◆ Your instructions: Each line that holds the word "text" is to be identified and copied.

◆ Material to process:
--------------------------------------------------

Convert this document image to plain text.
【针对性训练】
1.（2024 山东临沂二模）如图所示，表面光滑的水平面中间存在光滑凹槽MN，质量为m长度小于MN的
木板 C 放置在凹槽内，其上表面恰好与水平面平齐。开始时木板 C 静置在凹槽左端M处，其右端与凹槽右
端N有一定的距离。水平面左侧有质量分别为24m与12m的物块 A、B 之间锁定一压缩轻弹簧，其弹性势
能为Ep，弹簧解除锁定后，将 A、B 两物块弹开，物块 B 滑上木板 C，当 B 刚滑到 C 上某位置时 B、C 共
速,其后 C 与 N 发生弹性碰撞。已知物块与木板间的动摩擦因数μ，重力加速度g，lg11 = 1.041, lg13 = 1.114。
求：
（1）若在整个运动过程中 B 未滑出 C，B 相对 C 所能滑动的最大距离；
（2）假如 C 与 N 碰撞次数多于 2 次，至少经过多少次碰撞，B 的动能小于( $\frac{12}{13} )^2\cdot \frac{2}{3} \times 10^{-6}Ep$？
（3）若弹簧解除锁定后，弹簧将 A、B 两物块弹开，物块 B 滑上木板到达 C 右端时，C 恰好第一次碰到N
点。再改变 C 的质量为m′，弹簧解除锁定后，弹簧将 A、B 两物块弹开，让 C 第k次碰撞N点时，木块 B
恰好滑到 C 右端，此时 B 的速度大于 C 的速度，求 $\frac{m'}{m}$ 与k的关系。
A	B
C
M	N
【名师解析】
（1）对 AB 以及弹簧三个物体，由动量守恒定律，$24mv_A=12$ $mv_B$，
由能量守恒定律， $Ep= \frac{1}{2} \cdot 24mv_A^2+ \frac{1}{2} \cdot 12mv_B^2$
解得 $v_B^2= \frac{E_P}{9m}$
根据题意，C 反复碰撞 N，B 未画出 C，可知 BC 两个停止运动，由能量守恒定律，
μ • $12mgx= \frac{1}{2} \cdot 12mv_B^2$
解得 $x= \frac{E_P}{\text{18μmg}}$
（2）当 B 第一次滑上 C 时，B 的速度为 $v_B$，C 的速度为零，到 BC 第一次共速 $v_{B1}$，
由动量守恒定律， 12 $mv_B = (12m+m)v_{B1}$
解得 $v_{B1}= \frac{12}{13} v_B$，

--------------------------------------------------

◆ Task result:
Convert this document image to plain text.
解得 $x= \frac{E_P}{\text{18μmg}}$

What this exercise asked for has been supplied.